PROBLEM REQUIREMENTS: Count every line in the data below where "text" occurs, then state that number and nothing more.

*** DATA PROVIDED

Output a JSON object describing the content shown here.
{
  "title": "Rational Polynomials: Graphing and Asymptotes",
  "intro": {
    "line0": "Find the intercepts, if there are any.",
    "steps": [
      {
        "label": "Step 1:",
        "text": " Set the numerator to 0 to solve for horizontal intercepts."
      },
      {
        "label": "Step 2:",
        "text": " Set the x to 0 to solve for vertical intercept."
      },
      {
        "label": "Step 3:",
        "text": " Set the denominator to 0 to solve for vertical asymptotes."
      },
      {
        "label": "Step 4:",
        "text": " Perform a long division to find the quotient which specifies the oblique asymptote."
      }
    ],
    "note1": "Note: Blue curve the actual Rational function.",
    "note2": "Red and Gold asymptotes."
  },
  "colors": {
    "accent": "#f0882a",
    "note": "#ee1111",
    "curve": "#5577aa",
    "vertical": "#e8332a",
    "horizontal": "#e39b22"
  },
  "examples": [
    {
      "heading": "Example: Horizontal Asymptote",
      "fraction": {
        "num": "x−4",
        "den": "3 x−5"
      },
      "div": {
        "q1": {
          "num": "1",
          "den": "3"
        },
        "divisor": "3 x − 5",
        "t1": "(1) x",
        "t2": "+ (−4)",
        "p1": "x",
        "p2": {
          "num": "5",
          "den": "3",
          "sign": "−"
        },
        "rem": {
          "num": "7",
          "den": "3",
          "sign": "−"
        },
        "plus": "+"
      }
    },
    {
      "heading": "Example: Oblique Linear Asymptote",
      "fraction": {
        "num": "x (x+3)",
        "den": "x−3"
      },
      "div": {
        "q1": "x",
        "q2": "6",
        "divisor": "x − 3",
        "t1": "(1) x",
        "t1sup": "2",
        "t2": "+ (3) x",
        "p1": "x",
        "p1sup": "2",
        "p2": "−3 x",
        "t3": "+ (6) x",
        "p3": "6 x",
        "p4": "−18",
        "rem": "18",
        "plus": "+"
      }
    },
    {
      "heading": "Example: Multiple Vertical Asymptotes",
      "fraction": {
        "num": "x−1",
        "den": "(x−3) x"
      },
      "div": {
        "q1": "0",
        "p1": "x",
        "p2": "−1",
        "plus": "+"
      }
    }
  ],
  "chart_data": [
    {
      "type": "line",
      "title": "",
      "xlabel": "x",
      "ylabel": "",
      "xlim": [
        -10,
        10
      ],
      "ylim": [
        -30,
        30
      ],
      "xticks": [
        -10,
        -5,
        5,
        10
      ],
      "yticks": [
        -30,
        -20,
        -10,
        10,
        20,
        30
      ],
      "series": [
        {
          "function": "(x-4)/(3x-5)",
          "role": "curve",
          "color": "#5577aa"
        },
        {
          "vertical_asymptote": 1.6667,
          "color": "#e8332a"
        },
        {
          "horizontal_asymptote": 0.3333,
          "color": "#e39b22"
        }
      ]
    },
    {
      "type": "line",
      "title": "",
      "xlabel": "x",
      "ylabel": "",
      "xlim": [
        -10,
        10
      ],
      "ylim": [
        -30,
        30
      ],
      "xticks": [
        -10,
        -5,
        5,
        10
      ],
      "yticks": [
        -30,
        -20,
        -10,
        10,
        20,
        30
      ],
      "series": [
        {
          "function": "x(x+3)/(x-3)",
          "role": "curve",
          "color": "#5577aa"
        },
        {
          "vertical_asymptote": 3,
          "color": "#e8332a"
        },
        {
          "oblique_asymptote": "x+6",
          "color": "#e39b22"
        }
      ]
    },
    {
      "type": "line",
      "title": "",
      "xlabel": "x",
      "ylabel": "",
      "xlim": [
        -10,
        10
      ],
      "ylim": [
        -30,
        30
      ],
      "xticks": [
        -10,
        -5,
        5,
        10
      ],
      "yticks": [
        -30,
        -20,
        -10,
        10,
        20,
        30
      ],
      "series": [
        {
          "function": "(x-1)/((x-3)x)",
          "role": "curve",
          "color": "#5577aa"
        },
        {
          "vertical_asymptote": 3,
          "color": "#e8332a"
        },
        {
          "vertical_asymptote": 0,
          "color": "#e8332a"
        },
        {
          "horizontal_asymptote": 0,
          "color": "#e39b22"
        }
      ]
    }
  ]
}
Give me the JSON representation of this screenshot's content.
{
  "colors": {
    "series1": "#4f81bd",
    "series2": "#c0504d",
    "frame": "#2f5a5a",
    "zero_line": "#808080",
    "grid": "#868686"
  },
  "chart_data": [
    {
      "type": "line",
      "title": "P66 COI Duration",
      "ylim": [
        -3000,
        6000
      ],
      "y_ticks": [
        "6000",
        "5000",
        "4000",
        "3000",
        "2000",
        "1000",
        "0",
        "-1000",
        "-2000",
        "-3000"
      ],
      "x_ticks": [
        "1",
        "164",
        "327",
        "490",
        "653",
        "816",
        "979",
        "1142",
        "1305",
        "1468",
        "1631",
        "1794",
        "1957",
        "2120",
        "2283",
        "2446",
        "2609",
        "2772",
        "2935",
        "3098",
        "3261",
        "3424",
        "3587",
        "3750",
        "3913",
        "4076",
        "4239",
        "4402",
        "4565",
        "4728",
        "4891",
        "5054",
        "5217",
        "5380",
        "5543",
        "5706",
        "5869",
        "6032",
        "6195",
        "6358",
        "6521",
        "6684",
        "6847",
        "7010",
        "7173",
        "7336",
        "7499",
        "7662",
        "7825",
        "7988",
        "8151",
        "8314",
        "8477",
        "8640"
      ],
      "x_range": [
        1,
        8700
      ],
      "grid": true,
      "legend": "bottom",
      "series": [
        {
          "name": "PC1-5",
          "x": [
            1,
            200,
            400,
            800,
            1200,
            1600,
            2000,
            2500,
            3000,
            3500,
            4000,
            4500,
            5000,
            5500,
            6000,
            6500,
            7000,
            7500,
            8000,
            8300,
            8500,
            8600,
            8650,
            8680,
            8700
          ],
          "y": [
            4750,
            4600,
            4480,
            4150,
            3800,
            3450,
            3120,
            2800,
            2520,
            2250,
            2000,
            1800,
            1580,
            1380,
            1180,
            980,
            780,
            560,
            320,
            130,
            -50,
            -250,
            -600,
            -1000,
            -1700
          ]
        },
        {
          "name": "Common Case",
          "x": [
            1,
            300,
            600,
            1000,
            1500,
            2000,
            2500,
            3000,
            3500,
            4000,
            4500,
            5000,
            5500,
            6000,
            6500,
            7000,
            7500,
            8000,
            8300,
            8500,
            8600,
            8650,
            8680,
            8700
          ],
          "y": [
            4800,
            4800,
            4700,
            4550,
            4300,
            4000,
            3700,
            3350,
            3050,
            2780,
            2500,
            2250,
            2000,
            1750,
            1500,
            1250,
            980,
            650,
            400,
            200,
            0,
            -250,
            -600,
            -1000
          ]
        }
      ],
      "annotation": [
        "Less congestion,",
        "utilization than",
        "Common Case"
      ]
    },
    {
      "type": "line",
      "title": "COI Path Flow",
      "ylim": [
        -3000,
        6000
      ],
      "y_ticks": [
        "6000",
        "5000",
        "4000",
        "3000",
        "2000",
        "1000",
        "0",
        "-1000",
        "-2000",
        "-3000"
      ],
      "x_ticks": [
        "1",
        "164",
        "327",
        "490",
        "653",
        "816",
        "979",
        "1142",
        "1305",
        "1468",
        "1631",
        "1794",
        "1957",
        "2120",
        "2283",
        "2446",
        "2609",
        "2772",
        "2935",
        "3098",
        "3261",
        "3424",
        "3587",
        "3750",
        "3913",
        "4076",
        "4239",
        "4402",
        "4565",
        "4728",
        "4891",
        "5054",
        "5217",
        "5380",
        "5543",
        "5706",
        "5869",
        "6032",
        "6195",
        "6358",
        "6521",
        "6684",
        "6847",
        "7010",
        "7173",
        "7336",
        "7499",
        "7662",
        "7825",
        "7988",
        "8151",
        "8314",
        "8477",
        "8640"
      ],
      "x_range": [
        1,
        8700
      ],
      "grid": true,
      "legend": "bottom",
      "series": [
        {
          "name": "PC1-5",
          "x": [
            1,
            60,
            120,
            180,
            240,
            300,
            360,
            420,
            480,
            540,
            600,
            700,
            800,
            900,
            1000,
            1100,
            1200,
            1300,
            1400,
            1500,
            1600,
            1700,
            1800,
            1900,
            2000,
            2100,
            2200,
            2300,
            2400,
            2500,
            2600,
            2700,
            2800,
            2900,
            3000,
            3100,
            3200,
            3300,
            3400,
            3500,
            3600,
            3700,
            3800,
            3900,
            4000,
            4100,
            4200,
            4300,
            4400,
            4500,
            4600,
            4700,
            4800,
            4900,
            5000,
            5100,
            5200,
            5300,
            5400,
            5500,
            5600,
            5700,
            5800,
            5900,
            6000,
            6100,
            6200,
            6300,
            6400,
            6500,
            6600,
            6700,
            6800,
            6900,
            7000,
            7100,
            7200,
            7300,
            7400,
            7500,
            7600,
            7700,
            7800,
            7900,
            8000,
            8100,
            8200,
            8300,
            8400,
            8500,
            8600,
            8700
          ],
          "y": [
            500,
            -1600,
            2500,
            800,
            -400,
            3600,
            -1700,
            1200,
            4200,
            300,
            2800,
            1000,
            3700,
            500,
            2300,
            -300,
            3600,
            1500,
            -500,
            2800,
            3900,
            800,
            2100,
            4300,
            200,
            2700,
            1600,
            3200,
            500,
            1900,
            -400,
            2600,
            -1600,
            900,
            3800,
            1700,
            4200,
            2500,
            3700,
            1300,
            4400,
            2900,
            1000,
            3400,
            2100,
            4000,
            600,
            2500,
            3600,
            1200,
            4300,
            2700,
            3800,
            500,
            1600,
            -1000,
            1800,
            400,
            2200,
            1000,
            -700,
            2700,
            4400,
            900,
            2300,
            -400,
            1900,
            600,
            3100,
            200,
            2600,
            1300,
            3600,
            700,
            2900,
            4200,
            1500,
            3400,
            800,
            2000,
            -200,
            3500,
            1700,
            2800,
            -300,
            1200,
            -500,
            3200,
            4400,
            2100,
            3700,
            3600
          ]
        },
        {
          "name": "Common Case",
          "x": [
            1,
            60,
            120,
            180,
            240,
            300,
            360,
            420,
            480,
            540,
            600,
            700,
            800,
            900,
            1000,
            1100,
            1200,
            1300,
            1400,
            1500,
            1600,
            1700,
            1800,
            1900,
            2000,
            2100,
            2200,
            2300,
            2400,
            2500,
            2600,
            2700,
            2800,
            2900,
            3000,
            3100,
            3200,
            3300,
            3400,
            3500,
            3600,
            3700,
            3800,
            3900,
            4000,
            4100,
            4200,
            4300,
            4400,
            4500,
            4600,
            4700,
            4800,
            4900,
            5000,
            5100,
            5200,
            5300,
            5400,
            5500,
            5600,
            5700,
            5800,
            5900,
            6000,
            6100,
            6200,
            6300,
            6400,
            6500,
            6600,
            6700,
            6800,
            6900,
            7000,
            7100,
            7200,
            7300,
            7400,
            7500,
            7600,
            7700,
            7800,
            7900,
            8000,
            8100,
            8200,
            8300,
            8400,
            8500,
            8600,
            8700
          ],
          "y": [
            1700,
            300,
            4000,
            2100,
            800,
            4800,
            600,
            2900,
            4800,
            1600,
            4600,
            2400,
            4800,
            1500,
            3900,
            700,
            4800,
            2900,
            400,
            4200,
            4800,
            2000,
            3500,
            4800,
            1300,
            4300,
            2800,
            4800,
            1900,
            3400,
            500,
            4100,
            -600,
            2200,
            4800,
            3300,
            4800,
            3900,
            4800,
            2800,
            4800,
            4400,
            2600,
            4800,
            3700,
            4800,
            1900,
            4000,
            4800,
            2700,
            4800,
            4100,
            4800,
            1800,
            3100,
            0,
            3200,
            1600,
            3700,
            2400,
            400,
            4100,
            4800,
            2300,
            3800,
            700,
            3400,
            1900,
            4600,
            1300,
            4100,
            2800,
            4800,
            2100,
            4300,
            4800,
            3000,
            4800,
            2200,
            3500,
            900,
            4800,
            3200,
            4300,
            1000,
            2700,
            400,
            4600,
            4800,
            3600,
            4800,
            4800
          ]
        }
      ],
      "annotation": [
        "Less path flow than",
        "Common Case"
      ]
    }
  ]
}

******

RESPONSE TO THE TASK: 4